> [AIM OF THE EXERCISE]
Copy every line of the records below that holds the word "border".

> [PROVIDED RECORDS]
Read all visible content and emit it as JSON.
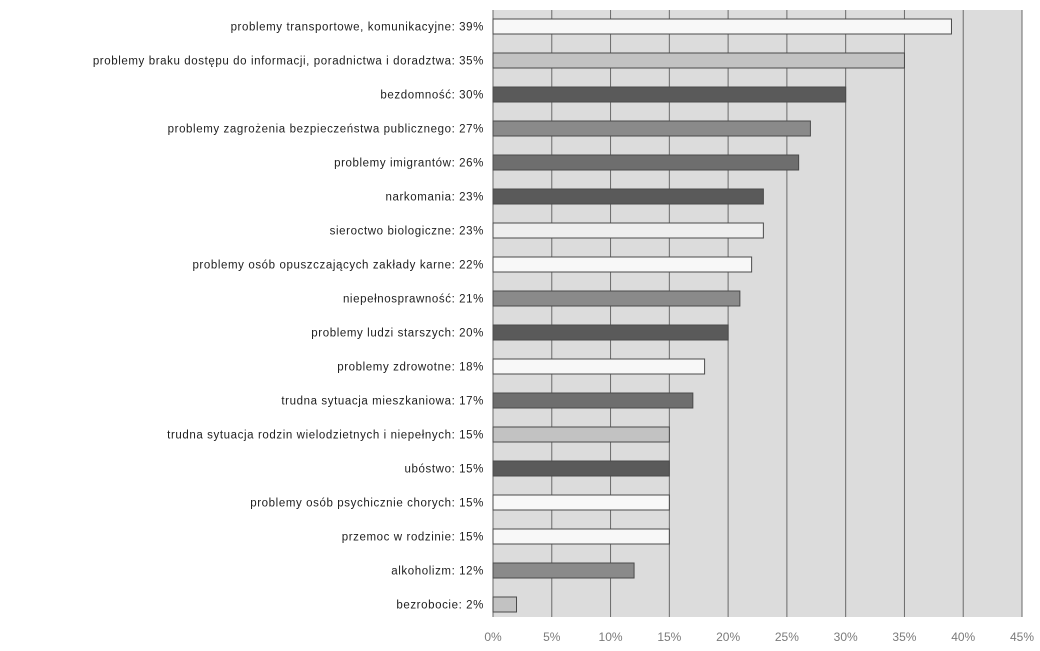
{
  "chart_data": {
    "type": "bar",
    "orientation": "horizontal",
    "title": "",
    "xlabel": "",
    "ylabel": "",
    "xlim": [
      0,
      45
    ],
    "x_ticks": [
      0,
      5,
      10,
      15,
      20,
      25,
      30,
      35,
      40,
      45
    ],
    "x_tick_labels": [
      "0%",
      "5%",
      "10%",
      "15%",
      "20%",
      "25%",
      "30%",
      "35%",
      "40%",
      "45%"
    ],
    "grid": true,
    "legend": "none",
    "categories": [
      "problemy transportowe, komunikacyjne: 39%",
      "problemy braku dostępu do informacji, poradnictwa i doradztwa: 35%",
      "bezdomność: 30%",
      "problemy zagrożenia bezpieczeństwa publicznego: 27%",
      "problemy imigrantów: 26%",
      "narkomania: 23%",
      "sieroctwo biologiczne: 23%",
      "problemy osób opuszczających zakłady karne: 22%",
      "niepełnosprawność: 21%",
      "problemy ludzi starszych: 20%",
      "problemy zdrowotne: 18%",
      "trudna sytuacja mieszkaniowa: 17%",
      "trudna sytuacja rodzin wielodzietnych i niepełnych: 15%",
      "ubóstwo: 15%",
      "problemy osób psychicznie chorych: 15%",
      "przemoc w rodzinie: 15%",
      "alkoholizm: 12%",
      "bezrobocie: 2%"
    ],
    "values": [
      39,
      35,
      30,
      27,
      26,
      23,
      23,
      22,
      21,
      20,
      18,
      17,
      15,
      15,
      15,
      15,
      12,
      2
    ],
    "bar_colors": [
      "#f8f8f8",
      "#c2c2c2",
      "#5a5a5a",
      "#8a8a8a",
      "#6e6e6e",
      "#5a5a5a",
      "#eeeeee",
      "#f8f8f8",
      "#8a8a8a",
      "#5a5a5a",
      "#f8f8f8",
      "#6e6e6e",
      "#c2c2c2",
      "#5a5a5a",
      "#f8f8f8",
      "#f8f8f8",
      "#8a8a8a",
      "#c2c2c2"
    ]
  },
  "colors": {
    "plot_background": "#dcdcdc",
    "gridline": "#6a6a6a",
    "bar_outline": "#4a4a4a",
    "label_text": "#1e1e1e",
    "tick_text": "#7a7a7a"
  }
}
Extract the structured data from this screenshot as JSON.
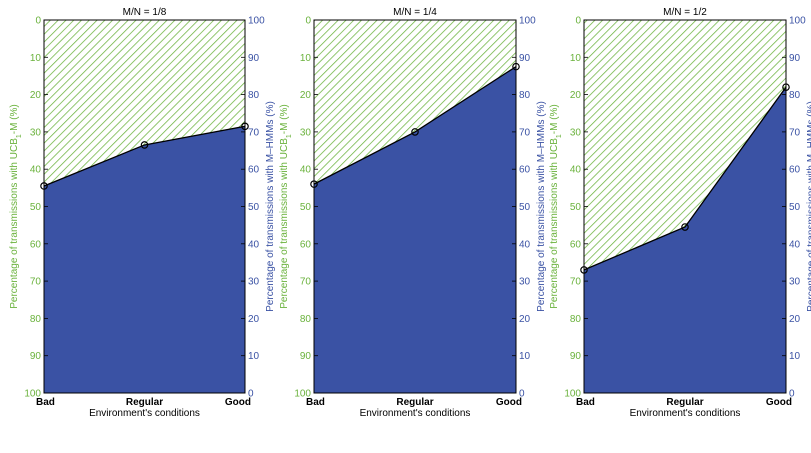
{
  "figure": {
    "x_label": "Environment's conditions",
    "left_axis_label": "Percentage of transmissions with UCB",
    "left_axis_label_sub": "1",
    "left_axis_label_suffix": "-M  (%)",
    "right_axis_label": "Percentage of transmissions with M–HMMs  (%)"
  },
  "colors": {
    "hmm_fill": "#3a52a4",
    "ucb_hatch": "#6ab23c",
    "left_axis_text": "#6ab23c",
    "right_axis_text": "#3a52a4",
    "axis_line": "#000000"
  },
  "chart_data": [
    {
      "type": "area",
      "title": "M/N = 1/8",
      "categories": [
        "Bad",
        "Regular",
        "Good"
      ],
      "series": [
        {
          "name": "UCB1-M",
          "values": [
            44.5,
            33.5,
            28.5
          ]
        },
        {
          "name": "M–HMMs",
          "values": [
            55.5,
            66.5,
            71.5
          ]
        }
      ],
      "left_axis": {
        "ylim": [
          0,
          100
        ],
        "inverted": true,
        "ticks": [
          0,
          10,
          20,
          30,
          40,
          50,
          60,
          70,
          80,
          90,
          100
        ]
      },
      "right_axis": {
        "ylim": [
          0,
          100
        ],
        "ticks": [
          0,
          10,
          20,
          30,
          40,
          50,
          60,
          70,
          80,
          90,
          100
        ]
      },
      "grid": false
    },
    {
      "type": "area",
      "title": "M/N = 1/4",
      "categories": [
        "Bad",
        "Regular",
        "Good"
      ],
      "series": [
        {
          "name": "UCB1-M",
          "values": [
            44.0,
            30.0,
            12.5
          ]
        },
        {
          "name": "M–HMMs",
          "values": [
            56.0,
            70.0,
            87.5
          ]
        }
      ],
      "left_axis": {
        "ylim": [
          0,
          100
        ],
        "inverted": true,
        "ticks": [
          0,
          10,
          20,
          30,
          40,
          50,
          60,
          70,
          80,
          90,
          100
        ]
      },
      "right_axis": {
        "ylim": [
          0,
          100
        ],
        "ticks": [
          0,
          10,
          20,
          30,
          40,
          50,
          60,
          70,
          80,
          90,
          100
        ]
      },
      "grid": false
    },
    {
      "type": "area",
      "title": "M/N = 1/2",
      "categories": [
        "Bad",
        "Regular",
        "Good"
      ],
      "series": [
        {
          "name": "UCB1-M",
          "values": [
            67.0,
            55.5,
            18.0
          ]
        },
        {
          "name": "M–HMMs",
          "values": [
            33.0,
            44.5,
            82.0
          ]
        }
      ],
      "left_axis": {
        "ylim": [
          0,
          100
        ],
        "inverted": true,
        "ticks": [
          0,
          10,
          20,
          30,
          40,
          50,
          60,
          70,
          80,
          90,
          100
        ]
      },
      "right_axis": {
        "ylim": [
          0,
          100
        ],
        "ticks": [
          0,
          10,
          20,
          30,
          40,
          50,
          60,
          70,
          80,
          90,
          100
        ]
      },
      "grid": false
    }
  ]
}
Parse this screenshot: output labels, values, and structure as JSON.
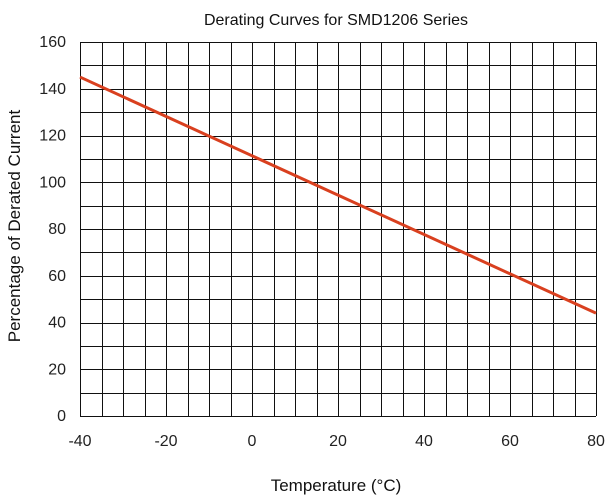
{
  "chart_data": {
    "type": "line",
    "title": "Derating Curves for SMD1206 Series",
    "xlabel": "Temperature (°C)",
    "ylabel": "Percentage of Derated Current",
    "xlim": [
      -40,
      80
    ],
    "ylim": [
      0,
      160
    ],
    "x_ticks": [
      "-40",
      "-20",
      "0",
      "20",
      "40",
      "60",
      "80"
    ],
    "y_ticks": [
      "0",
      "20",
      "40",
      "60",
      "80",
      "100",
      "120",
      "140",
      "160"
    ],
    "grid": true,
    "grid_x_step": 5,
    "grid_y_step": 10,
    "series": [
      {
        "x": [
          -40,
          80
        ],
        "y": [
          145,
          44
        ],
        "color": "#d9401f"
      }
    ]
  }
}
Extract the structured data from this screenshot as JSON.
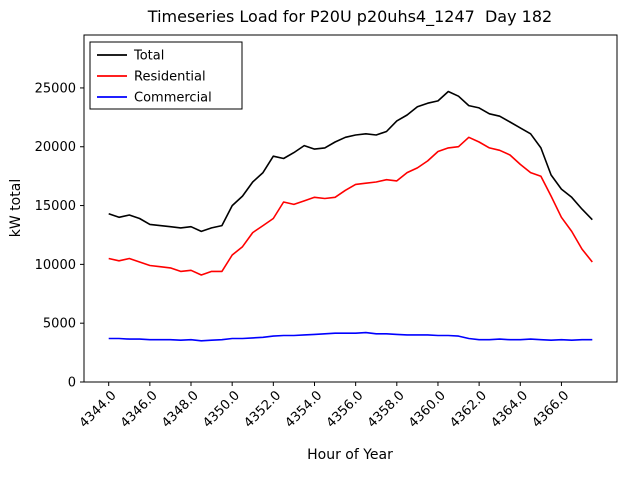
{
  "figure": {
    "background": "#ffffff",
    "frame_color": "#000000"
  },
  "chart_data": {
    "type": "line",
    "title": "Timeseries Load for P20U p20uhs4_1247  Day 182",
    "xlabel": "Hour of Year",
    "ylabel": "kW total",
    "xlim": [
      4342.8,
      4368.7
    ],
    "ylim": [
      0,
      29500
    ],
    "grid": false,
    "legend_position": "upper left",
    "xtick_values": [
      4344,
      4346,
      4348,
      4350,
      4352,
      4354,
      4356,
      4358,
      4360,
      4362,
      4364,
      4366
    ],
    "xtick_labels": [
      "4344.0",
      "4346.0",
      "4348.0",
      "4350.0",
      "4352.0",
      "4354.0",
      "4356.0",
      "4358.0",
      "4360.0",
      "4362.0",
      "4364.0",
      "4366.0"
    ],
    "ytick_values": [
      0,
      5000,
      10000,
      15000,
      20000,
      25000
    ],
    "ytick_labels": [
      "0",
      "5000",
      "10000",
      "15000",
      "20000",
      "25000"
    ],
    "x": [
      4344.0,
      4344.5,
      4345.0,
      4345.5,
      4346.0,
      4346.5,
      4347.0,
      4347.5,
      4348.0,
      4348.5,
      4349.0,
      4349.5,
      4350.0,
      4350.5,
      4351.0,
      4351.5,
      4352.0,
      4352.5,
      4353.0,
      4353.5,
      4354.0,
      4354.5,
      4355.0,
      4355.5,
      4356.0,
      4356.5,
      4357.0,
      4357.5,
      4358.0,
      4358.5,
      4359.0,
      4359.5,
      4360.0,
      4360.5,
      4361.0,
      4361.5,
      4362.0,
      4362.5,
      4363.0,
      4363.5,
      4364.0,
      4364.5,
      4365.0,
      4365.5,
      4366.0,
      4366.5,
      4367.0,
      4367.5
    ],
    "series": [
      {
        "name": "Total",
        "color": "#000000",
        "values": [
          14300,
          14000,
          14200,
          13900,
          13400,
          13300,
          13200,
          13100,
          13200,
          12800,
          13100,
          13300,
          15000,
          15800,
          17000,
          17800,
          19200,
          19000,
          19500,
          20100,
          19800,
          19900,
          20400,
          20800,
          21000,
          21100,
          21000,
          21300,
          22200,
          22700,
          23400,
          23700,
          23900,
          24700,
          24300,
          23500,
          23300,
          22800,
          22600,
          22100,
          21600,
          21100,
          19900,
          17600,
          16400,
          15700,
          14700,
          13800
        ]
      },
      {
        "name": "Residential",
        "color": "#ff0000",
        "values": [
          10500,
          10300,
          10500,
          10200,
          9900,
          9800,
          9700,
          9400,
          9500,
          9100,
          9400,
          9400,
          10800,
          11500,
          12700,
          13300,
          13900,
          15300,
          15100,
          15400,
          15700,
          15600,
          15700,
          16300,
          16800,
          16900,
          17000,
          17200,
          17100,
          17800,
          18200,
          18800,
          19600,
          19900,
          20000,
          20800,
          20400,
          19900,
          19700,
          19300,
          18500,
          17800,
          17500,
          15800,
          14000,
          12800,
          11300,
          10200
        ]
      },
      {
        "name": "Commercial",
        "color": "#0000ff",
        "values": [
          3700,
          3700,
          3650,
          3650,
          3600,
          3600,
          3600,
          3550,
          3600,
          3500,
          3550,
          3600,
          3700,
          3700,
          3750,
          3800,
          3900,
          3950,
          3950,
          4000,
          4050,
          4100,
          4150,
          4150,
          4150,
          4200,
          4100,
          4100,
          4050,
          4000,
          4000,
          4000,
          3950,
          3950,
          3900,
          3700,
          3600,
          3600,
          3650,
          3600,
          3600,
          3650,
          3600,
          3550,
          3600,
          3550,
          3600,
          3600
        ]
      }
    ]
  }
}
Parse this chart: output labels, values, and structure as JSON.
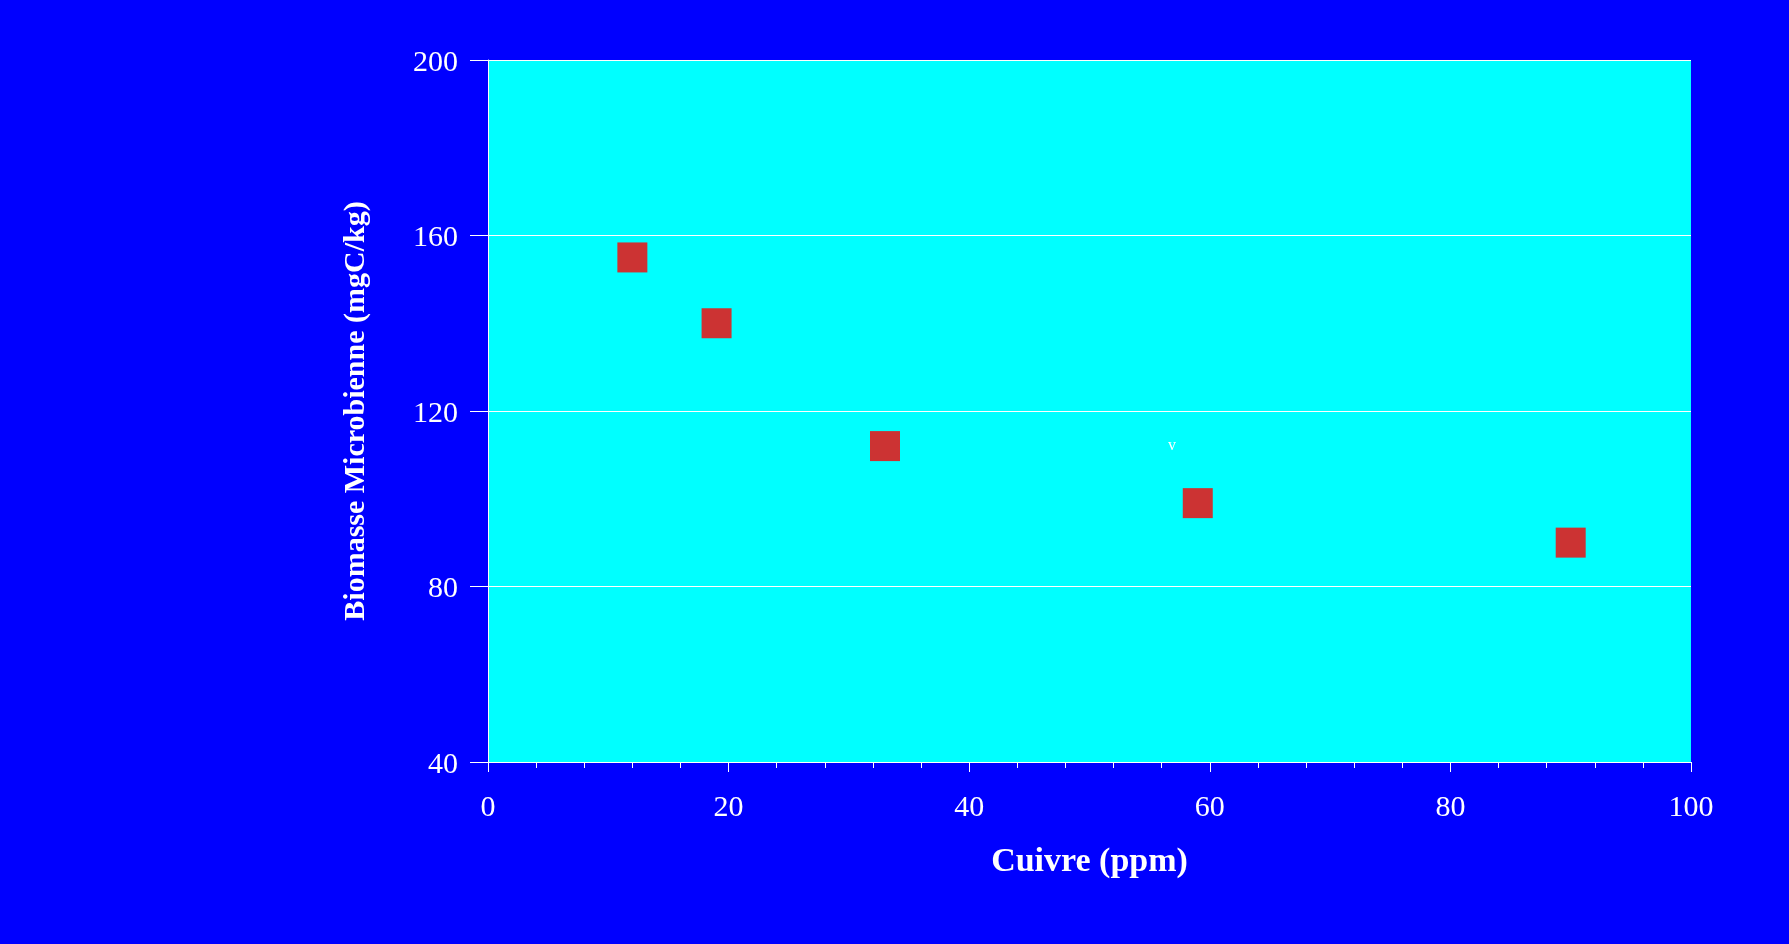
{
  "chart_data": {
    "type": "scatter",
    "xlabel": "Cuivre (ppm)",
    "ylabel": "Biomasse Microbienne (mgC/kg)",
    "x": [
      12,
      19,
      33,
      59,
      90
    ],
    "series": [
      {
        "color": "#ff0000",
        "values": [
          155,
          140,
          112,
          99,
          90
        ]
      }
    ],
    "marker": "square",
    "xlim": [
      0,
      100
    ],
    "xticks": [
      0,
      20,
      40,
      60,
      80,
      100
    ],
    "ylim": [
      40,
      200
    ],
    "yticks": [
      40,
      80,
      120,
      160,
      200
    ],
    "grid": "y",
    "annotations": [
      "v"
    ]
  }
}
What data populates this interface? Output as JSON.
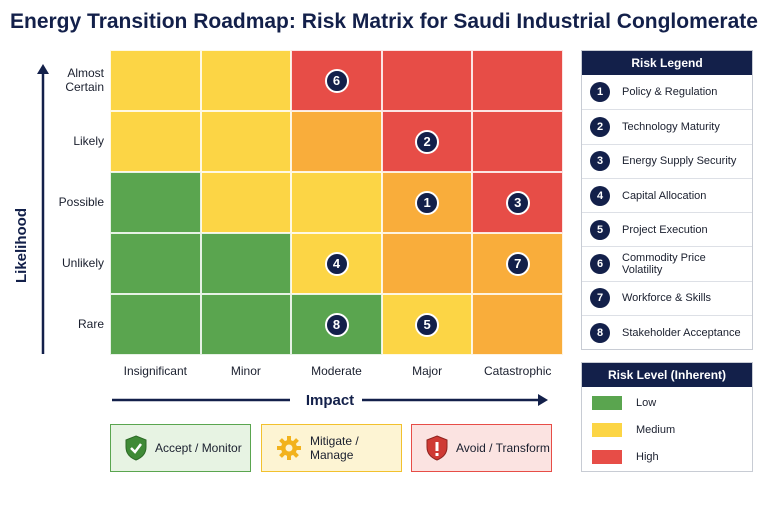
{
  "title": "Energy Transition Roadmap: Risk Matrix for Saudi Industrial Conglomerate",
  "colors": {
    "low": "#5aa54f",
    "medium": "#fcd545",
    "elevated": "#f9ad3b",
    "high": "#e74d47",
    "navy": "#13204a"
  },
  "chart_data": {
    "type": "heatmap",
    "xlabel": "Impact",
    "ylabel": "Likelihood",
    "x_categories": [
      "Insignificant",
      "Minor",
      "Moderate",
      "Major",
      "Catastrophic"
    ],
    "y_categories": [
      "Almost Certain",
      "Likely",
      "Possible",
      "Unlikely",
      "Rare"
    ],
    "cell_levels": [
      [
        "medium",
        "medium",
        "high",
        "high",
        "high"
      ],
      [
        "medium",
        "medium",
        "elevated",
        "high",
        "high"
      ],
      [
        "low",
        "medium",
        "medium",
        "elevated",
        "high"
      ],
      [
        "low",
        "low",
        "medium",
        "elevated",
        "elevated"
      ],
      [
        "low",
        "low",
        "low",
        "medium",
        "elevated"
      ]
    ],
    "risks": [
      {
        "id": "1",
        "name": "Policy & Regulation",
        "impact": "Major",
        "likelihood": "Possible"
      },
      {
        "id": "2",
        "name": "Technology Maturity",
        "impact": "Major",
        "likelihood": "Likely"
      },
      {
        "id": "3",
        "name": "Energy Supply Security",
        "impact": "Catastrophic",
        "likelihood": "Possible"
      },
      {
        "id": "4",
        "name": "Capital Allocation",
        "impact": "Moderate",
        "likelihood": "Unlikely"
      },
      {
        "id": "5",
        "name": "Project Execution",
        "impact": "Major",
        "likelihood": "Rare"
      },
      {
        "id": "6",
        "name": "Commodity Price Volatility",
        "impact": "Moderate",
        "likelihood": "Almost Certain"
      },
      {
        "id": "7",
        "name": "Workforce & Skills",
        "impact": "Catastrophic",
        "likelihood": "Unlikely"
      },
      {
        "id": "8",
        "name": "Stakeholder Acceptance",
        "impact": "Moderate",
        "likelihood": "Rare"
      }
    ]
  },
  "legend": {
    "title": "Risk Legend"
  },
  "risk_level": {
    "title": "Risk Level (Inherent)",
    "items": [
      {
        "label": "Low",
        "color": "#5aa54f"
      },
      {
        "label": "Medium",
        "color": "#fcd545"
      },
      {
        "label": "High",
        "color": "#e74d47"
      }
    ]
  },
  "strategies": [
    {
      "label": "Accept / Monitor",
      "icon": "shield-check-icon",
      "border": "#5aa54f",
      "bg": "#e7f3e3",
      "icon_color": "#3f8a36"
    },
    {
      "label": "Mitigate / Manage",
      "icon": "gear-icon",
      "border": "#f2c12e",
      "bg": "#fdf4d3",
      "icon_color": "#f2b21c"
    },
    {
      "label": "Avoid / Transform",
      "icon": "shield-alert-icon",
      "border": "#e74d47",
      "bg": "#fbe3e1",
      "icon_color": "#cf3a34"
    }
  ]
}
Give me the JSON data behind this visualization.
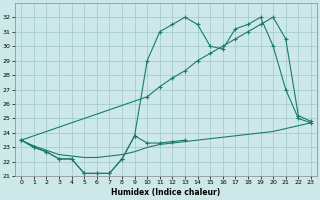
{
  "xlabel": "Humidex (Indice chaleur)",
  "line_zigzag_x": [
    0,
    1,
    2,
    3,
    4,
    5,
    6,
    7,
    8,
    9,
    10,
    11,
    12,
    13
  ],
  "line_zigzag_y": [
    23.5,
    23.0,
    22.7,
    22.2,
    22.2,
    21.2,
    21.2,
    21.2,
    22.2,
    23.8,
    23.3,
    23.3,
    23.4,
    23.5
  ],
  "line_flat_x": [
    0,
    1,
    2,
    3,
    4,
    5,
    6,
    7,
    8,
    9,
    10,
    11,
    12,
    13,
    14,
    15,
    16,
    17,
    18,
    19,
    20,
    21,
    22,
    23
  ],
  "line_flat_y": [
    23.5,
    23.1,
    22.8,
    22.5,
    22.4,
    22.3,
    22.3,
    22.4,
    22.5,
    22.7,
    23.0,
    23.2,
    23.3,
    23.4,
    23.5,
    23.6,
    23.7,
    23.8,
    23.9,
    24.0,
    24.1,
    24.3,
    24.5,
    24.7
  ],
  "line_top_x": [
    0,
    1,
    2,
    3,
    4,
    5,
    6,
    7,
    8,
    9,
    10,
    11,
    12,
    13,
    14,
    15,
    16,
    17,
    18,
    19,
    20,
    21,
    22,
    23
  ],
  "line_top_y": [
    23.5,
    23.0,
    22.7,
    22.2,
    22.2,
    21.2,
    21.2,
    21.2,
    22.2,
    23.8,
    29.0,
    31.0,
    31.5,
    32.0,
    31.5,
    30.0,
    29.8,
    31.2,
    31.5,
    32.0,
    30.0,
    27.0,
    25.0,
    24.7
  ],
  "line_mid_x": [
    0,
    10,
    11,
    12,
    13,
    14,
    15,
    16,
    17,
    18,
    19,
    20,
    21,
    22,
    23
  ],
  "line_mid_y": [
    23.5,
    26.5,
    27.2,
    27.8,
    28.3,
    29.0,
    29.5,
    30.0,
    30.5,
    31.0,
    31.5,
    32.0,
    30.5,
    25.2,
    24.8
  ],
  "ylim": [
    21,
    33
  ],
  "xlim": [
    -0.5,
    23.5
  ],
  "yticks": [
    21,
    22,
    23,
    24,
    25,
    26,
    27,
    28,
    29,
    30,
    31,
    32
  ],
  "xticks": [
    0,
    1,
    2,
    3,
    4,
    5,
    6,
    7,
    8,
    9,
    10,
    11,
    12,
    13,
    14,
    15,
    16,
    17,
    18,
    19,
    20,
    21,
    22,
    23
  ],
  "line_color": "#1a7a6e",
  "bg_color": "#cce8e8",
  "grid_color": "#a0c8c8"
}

> [TASK RESULT]
      "border": "#5aa54f",
      "border": "#f2c12e",
      "border": "#e74d47",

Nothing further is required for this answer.